### AIM
Only the number is needed: how many lines contain the word "produção"?

### DATA LINES

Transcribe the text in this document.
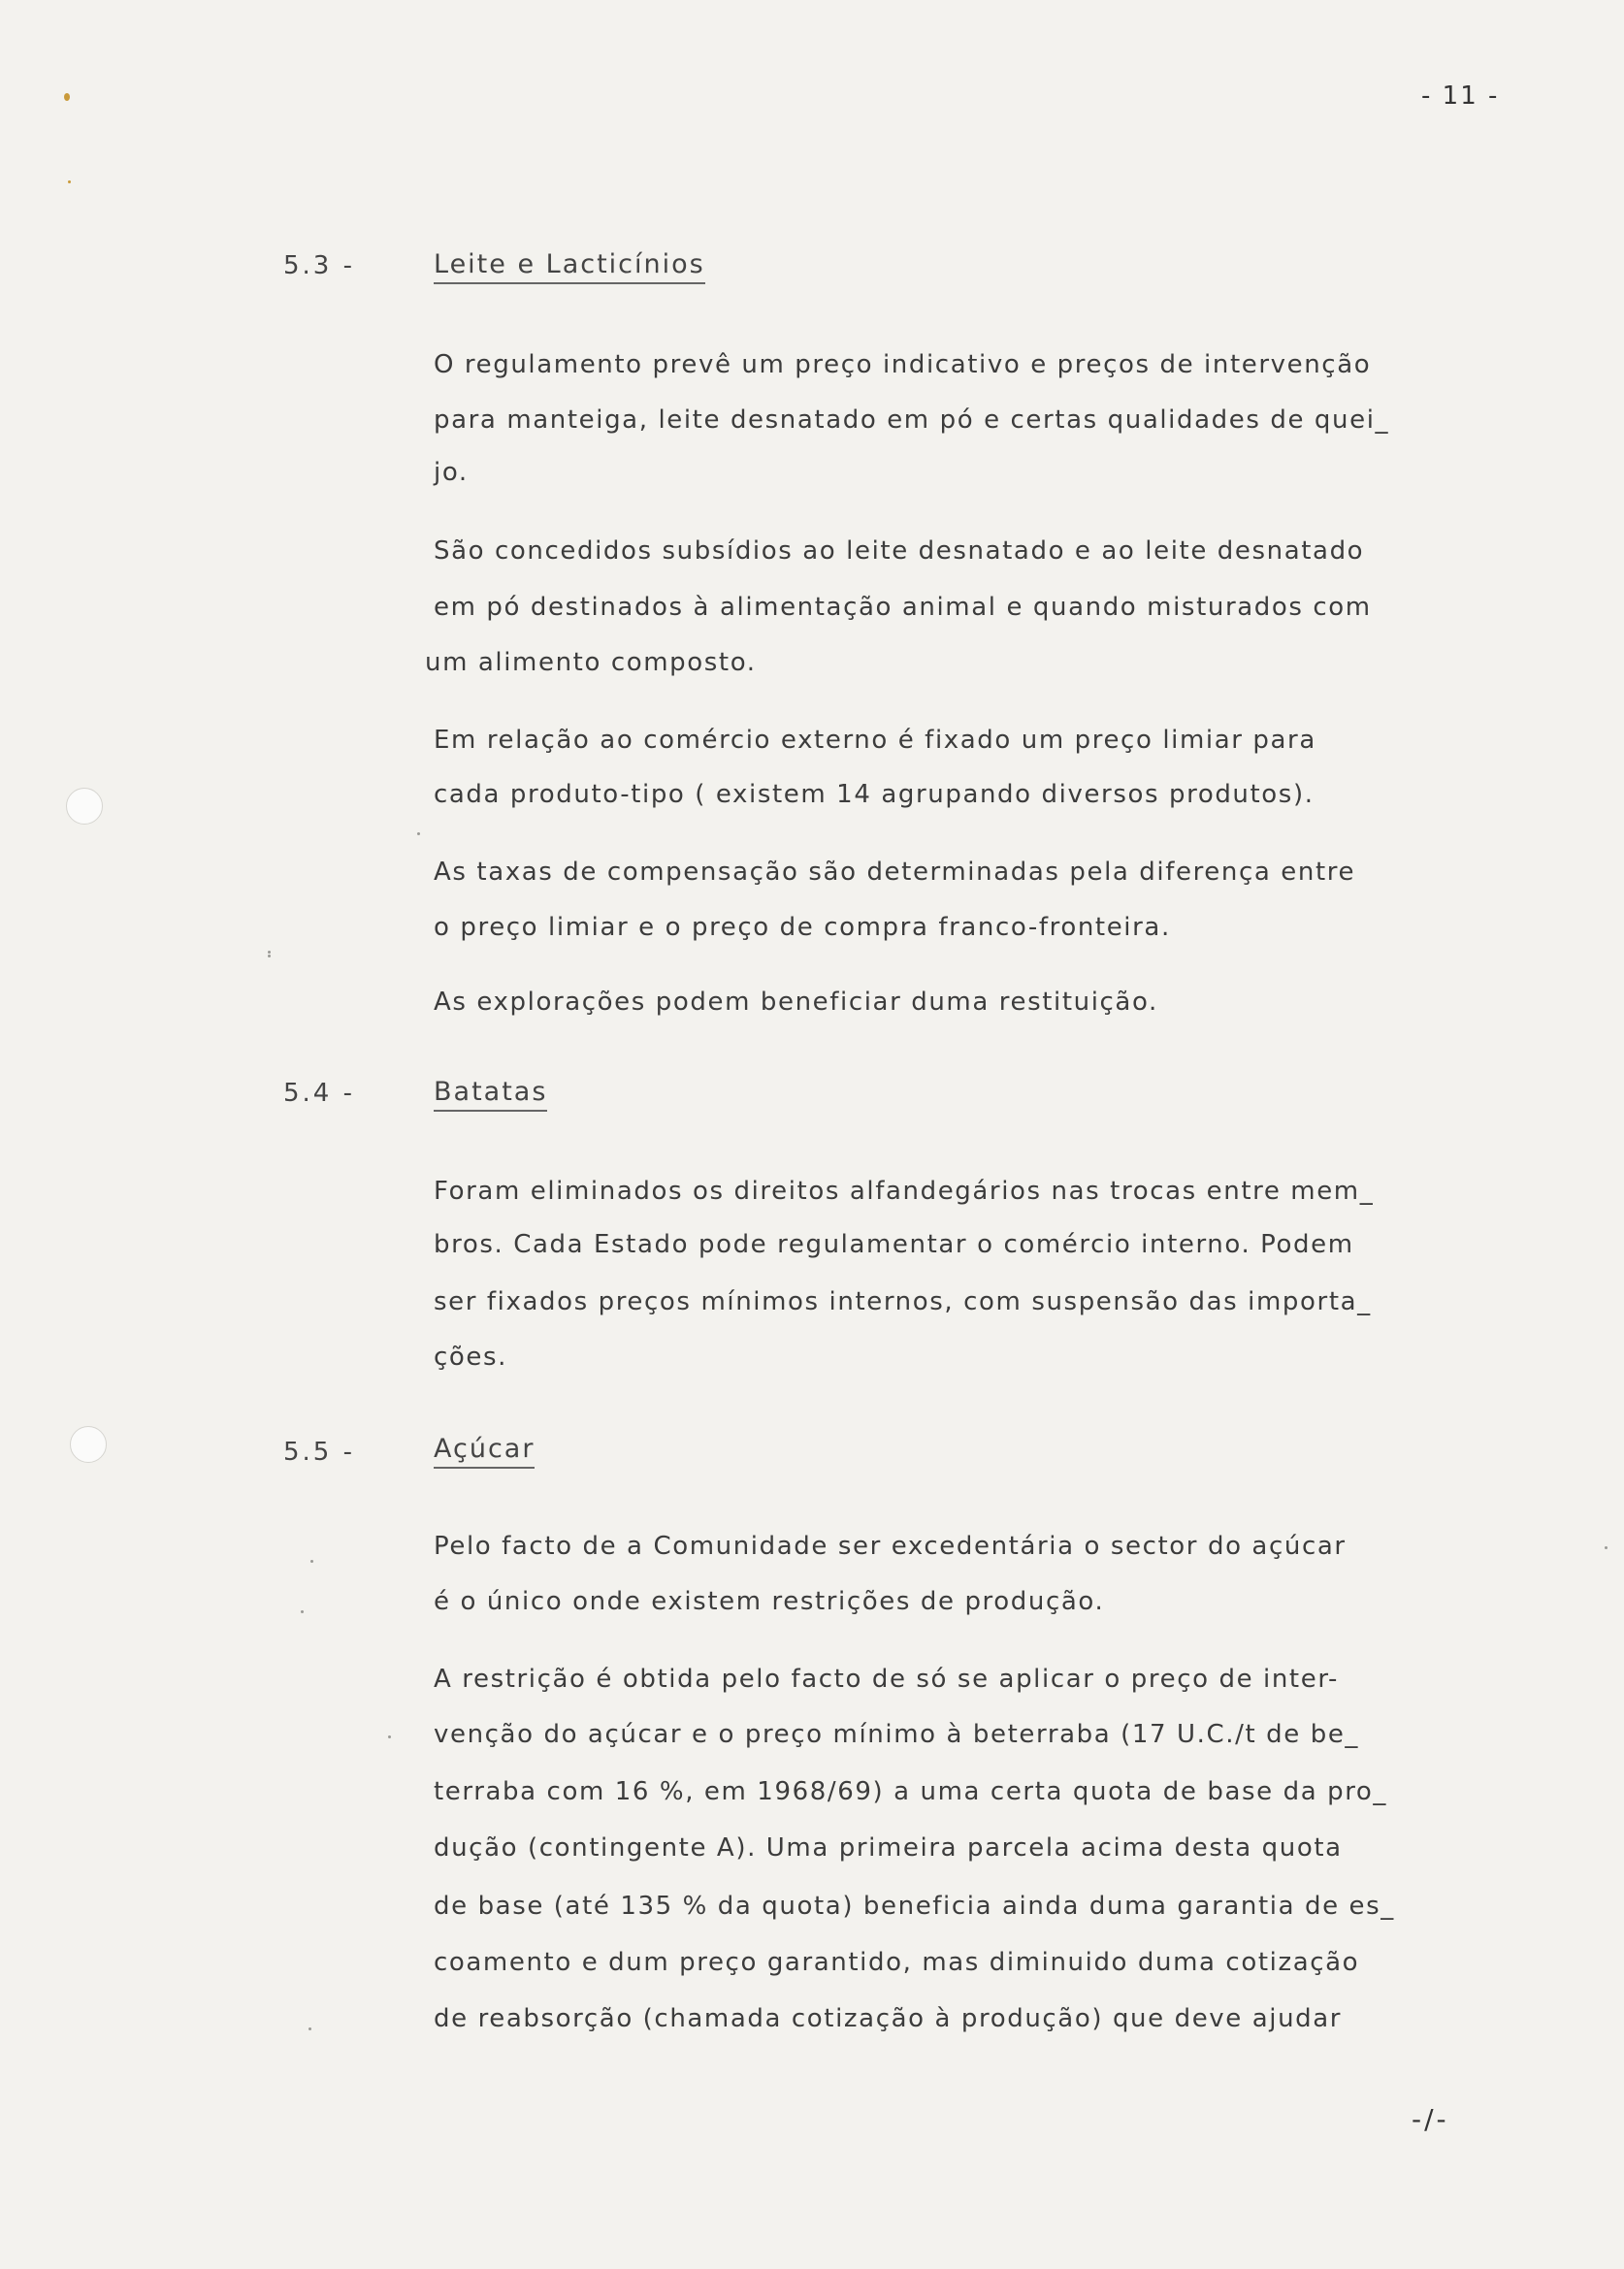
- 11 -
5.3 -	Leite e Lacticínios
O regulamento prevê um preço indicativo e preços de intervenção
para manteiga, leite desnatado em pó e certas qualidades de quei_
jo.
São concedidos subsídios ao leite desnatado e ao leite desnatado
em pó destinados à alimentação animal e quando misturados com
um alimento composto.
Em relação ao comércio externo é fixado um preço limiar para
cada produto-tipo ( existem 14 agrupando diversos produtos).
As taxas de compensação são determinadas pela diferença entre
o preço limiar e o preço de compra franco-fronteira.
As explorações podem beneficiar duma restituição.
5.4 -	Batatas
Foram eliminados os direitos alfandegários nas trocas entre mem_
bros. Cada Estado pode regulamentar o comércio interno. Podem
ser fixados preços mínimos internos, com suspensão das importa_
ções.
5.5 -	Açúcar
Pelo facto de a Comunidade ser excedentária o sector do açúcar
é o único onde existem restrições de produção.
A restrição é obtida pelo facto de só se aplicar o preço de inter-
venção do açúcar e o preço mínimo à beterraba (17 U.C./t de be_
terraba com 16 %, em 1968/69) a uma certa quota de base da pro_
dução (contingente A). Uma primeira parcela acima desta quota
de base (até 135 % da quota) beneficia ainda duma garantia de es_
coamento e dum preço garantido, mas diminuido duma cotização
de reabsorção (chamada cotização à produção) que deve ajudar
-/-
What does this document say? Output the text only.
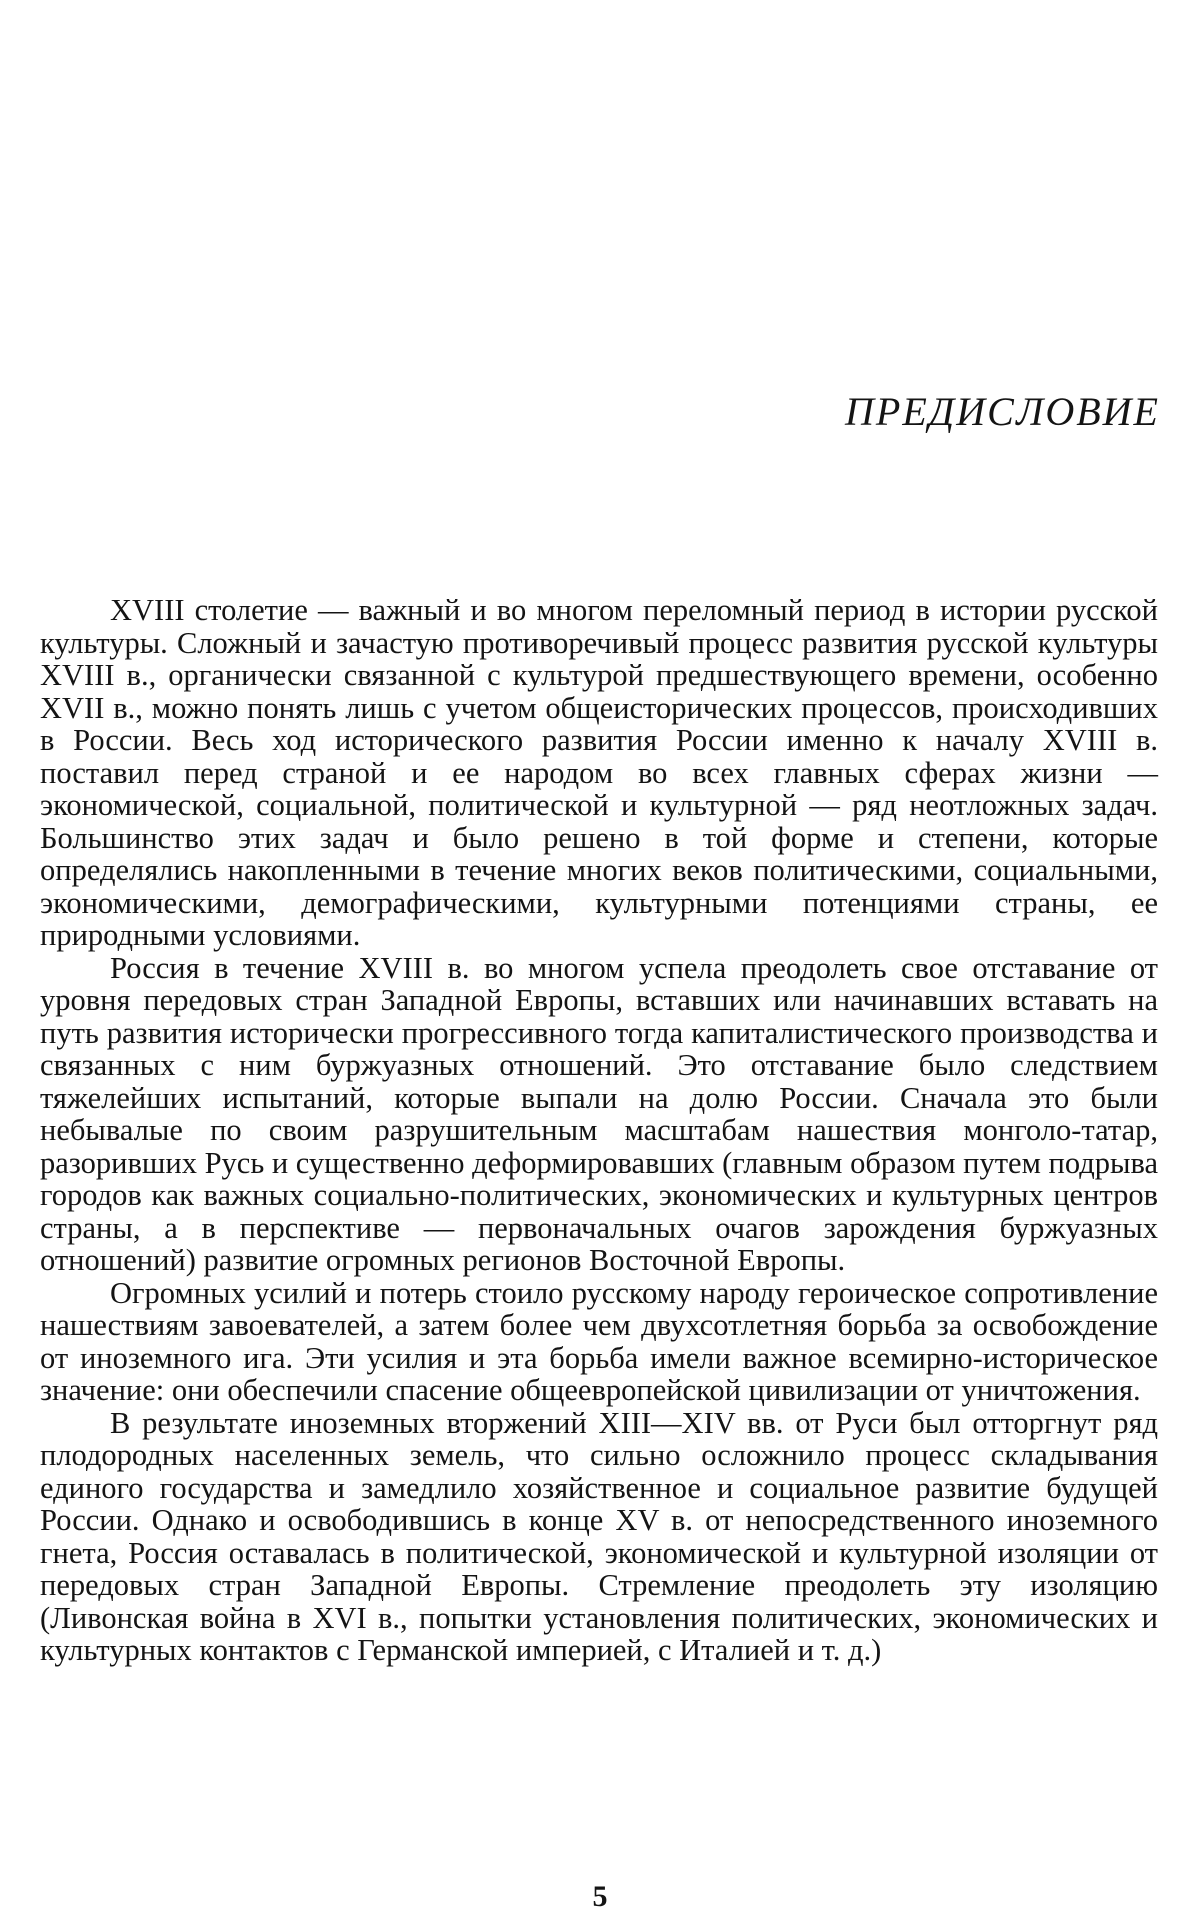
ПРЕДИСЛОВИЕ

XVIII столетие — важный и во многом переломный период в истории русской культуры. Сложный и зачастую противоречивый процесс развития русской культуры XVIII в., органически связанной с культурой предшествующего времени, особенно XVII в., можно понять лишь с учетом общеисторических процессов, происходивших в России. Весь ход исторического развития России именно к началу XVIII в. поставил перед страной и ее народом во всех главных сферах жизни — экономической, социальной, политической и культурной — ряд неотложных задач. Большинство этих задач и было решено в той форме и степени, которые определялись накопленными в течение многих веков политическими, социальными, экономическими, демографическими, культурными потенциями страны, ее природными условиями.

Россия в течение XVIII в. во многом успела преодолеть свое отставание от уровня передовых стран Западной Европы, вставших или начинавших вставать на путь развития исторически прогрессивного тогда капиталистического производства и связанных с ним буржуазных отношений. Это отставание было следствием тяжелейших испытаний, которые выпали на долю России. Сначала это были небывалые по своим разрушительным масштабам нашествия монголо-татар, разоривших Русь и существенно деформировавших (главным образом путем подрыва городов как важных социально-политических, экономических и культурных центров страны, а в перспективе — первоначальных очагов зарождения буржуазных отношений) развитие огромных регионов Восточной Европы.

Огромных усилий и потерь стоило русскому народу героическое сопротивление нашествиям завоевателей, а затем более чем двухсотлетняя борьба за освобождение от иноземного ига. Эти усилия и эта борьба имели важное всемирно-историческое значение: они обеспечили спасение общеевропейской цивилизации от уничтожения.

В результате иноземных вторжений XIII—XIV вв. от Руси был отторгнут ряд плодородных населенных земель, что сильно осложнило процесс складывания единого государства и замедлило хозяйственное и социальное развитие будущей России. Однако и освободившись в конце XV в. от непосредственного иноземного гнета, Россия оставалась в политической, экономической и культурной изоляции от передовых стран Западной Европы. Стремление преодолеть эту изоляцию (Ливонская война в XVI в., попытки установления политических, экономических и культурных контактов с Германской империей, с Италией и т. д.)

5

### TASK OUTPUT
2